(Dataset records on visual material)
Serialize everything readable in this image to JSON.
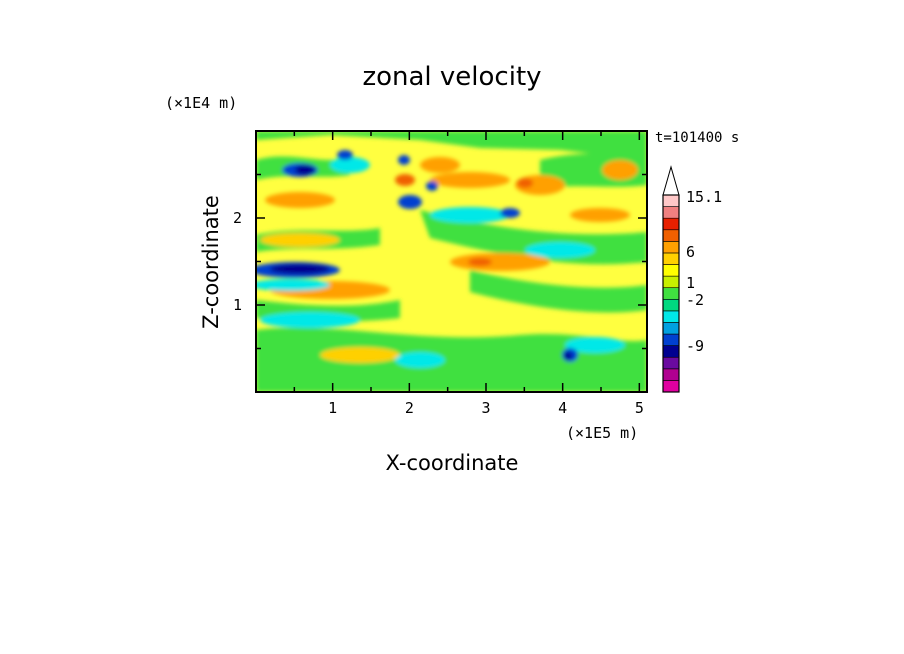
{
  "chart_data": {
    "type": "heatmap",
    "title": "zonal velocity",
    "xlabel": "X-coordinate",
    "ylabel": "Z-coordinate",
    "x_scale_label": "(×1E5 m)",
    "y_scale_label": "(×1E4 m)",
    "time_label": "t=101400 s",
    "xlim": [
      0,
      5.1
    ],
    "ylim": [
      0,
      3.0
    ],
    "x_ticks": [
      "1",
      "2",
      "3",
      "4",
      "5"
    ],
    "y_ticks": [
      "1",
      "2"
    ],
    "colorbar": {
      "tick_labels": [
        "15.1",
        "6",
        "1",
        "-2",
        "-9"
      ],
      "tick_values": [
        15.1,
        6,
        1,
        -2,
        -9
      ],
      "colors": [
        "#e000a0",
        "#b00090",
        "#6a0aa0",
        "#000090",
        "#0040d0",
        "#00a0e0",
        "#00e8e8",
        "#00d880",
        "#40e040",
        "#c8f000",
        "#ffff00",
        "#ffd000",
        "#ffa000",
        "#f06000",
        "#e82000",
        "#f08080",
        "#ffc8c8",
        "#ffffff"
      ]
    }
  }
}
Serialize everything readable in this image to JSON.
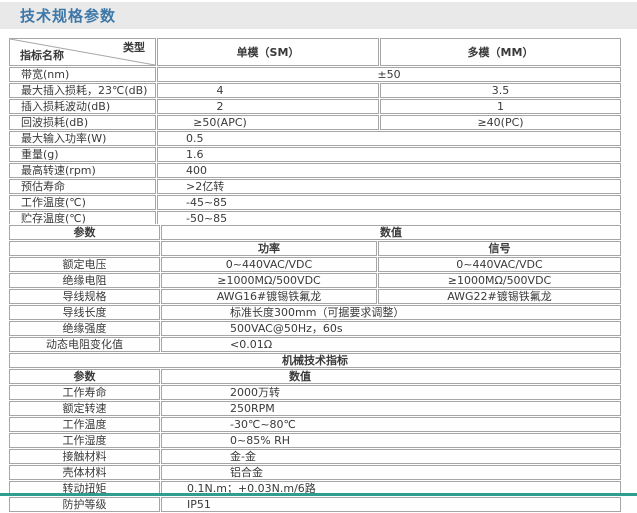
{
  "title": "技术规格参数",
  "colors": {
    "title_text": "#3e78a8",
    "banner_bg": "#e9e9e9",
    "table_border": "#a6a6a6",
    "bottom_rule": "#2e9e8f"
  },
  "table1": {
    "corner_top": "类型",
    "corner_bottom": "指标名称",
    "col_sm": "单模（SM）",
    "col_mm": "多模（MM）",
    "rows": [
      {
        "label": "带宽(nm)",
        "value": "±50",
        "layout": "merged-center"
      },
      {
        "label": "最大插入损耗，23℃(dB)",
        "sm": "4",
        "mm": "3.5",
        "layout": "two"
      },
      {
        "label": "插入损耗波动(dB)",
        "sm": "2",
        "mm": "1",
        "layout": "two"
      },
      {
        "label": "回波损耗(dB)",
        "sm": "≥50(APC)",
        "mm": "≥40(PC)",
        "layout": "two"
      },
      {
        "label": "最大输入功率(W)",
        "value": "0.5",
        "layout": "merged-left"
      },
      {
        "label": "重量(g)",
        "value": "1.6",
        "layout": "merged-left"
      },
      {
        "label": "最高转速(rpm)",
        "value": "400",
        "layout": "merged-left"
      },
      {
        "label": "预估寿命",
        "value": ">2亿转",
        "layout": "merged-left"
      },
      {
        "label": "工作温度(℃)",
        "value": "-45~85",
        "layout": "merged-left"
      },
      {
        "label": "贮存温度(℃)",
        "value": "-50~85",
        "layout": "merged-left"
      }
    ]
  },
  "table2": {
    "header_param": "参数",
    "header_value": "数值",
    "sub_power": "功率",
    "sub_signal": "信号",
    "electrical_rows": [
      {
        "label": "额定电压",
        "power": "0~440VAC/VDC",
        "signal": "0~440VAC/VDC",
        "layout": "two"
      },
      {
        "label": "绝缘电阻",
        "power": "≥1000MΩ/500VDC",
        "signal": "≥1000MΩ/500VDC",
        "layout": "two"
      },
      {
        "label": "导线规格",
        "power": "AWG16#镀锡铁氟龙",
        "signal": "AWG22#镀锡铁氟龙",
        "layout": "two"
      },
      {
        "label": "导线长度",
        "value": "标准长度300mm（可据要求调整）",
        "layout": "merged"
      },
      {
        "label": "绝缘强度",
        "value": "500VAC@50Hz，60s",
        "layout": "merged"
      },
      {
        "label": "动态电阻变化值",
        "value": "<0.01Ω",
        "layout": "merged"
      }
    ],
    "section_header": "机械技术指标",
    "mech_header_param": "参数",
    "mech_header_value": "数值",
    "mechanical_rows": [
      {
        "label": "工作寿命",
        "value": "2000万转",
        "indent": "normal"
      },
      {
        "label": "额定转速",
        "value": "250RPM",
        "indent": "normal"
      },
      {
        "label": "工作温度",
        "value": "-30℃~80℃",
        "indent": "normal"
      },
      {
        "label": "工作湿度",
        "value": "0~85% RH",
        "indent": "normal"
      },
      {
        "label": "接触材料",
        "value": "金-金",
        "indent": "normal"
      },
      {
        "label": "壳体材料",
        "value": "铝合金",
        "indent": "normal"
      },
      {
        "label": "转动扭矩",
        "value": "0.1N.m；+0.03N.m/6路",
        "indent": "small"
      },
      {
        "label": "防护等级",
        "value": "IP51",
        "indent": "small"
      }
    ]
  }
}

## To be done
Transcribe every entry above exactly. Omit all pictures.

## Solution to the problem
Serialize everything readable in this image to JSON.
{
  "chart_data": {
    "type": "heatmap",
    "title": "zonal velocity",
    "xlabel": "X-coordinate",
    "ylabel": "Z-coordinate",
    "x_scale_label": "(×1E5 m)",
    "y_scale_label": "(×1E4 m)",
    "time_label": "t=101400 s",
    "xlim": [
      0,
      5.1
    ],
    "ylim": [
      0,
      3.0
    ],
    "x_ticks": [
      "1",
      "2",
      "3",
      "4",
      "5"
    ],
    "y_ticks": [
      "1",
      "2"
    ],
    "colorbar": {
      "tick_labels": [
        "15.1",
        "6",
        "1",
        "-2",
        "-9"
      ],
      "tick_values": [
        15.1,
        6,
        1,
        -2,
        -9
      ],
      "colors": [
        "#e000a0",
        "#b00090",
        "#6a0aa0",
        "#000090",
        "#0040d0",
        "#00a0e0",
        "#00e8e8",
        "#00d880",
        "#40e040",
        "#c8f000",
        "#ffff00",
        "#ffd000",
        "#ffa000",
        "#f06000",
        "#e82000",
        "#f08080",
        "#ffc8c8",
        "#ffffff"
      ]
    }
  }
}
Serialize everything readable in this image to JSON.
{
  "title": "技术规格参数",
  "colors": {
    "title_text": "#3e78a8",
    "banner_bg": "#e9e9e9",
    "table_border": "#a6a6a6",
    "bottom_rule": "#2e9e8f"
  },
  "table1": {
    "corner_top": "类型",
    "corner_bottom": "指标名称",
    "col_sm": "单模（SM）",
    "col_mm": "多模（MM）",
    "rows": [
      {
        "label": "带宽(nm)",
        "value": "±50",
        "layout": "merged-center"
      },
      {
        "label": "最大插入损耗，23℃(dB)",
        "sm": "4",
        "mm": "3.5",
        "layout": "two"
      },
      {
        "label": "插入损耗波动(dB)",
        "sm": "2",
        "mm": "1",
        "layout": "two"
      },
      {
        "label": "回波损耗(dB)",
        "sm": "≥50(APC)",
        "mm": "≥40(PC)",
        "layout": "two"
      },
      {
        "label": "最大输入功率(W)",
        "value": "0.5",
        "layout": "merged-left"
      },
      {
        "label": "重量(g)",
        "value": "1.6",
        "layout": "merged-left"
      },
      {
        "label": "最高转速(rpm)",
        "value": "400",
        "layout": "merged-left"
      },
      {
        "label": "预估寿命",
        "value": ">2亿转",
        "layout": "merged-left"
      },
      {
        "label": "工作温度(℃)",
        "value": "-45~85",
        "layout": "merged-left"
      },
      {
        "label": "贮存温度(℃)",
        "value": "-50~85",
        "layout": "merged-left"
      }
    ]
  },
  "table2": {
    "header_param": "参数",
    "header_value": "数值",
    "sub_power": "功率",
    "sub_signal": "信号",
    "electrical_rows": [
      {
        "label": "额定电压",
        "power": "0~440VAC/VDC",
        "signal": "0~440VAC/VDC",
        "layout": "two"
      },
      {
        "label": "绝缘电阻",
        "power": "≥1000MΩ/500VDC",
        "signal": "≥1000MΩ/500VDC",
        "layout": "two"
      },
      {
        "label": "导线规格",
        "power": "AWG16#镀锡铁氟龙",
        "signal": "AWG22#镀锡铁氟龙",
        "layout": "two"
      },
      {
        "label": "导线长度",
        "value": "标准长度300mm（可据要求调整）",
        "layout": "merged"
      },
      {
        "label": "绝缘强度",
        "value": "500VAC@50Hz，60s",
        "layout": "merged"
      },
      {
        "label": "动态电阻变化值",
        "value": "<0.01Ω",
        "layout": "merged"
      }
    ],
    "section_header": "机械技术指标",
    "mech_header_param": "参数",
    "mech_header_value": "数值",
    "mechanical_rows": [
      {
        "label": "工作寿命",
        "value": "2000万转",
        "indent": "normal"
      },
      {
        "label": "额定转速",
        "value": "250RPM",
        "indent": "normal"
      },
      {
        "label": "工作温度",
        "value": "-30℃~80℃",
        "indent": "normal"
      },
      {
        "label": "工作湿度",
        "value": "0~85% RH",
        "indent": "normal"
      },
      {
        "label": "接触材料",
        "value": "金-金",
        "indent": "normal"
      },
      {
        "label": "壳体材料",
        "value": "铝合金",
        "indent": "normal"
      },
      {
        "label": "转动扭矩",
        "value": "0.1N.m；+0.03N.m/6路",
        "indent": "small"
      },
      {
        "label": "防护等级",
        "value": "IP51",
        "indent": "small"
      }
    ]
  }
}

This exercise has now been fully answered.